- [Work to complete] Filter the listing and keep only the lines with the word "from".

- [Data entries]
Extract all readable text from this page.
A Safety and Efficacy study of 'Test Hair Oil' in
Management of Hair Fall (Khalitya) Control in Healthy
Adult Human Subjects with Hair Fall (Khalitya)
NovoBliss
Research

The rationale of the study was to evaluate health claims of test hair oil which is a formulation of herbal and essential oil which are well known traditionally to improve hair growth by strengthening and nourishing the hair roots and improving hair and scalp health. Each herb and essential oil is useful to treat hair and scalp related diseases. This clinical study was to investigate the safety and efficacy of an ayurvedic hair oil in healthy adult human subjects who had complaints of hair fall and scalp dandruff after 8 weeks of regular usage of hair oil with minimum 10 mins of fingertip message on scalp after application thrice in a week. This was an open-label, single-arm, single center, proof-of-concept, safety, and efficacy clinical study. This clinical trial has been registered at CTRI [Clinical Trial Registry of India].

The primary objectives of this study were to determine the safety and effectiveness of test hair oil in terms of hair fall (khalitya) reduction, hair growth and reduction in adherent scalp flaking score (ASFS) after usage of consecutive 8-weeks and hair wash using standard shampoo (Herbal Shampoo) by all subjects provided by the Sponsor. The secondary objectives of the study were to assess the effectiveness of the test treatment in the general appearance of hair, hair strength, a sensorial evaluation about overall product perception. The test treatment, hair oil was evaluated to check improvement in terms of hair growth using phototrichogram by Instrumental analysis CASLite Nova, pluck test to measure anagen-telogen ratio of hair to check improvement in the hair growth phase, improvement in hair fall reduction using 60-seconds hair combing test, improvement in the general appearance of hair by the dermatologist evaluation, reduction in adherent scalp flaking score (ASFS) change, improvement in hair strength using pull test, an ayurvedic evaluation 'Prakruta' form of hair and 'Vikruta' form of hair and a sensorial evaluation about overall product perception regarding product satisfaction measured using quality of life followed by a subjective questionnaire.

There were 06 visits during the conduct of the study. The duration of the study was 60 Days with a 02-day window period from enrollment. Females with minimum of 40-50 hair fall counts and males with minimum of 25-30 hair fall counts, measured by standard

- [Solution to the exercise]
Extract all readable text from this page.
There were 06 visits during the conduct of the study. The duration of the study was 60 Days with a 02-day window period from enrollment. Females with minimum of 40-50 hair fall counts and males with minimum of 25-30 hair fall counts, measured by standard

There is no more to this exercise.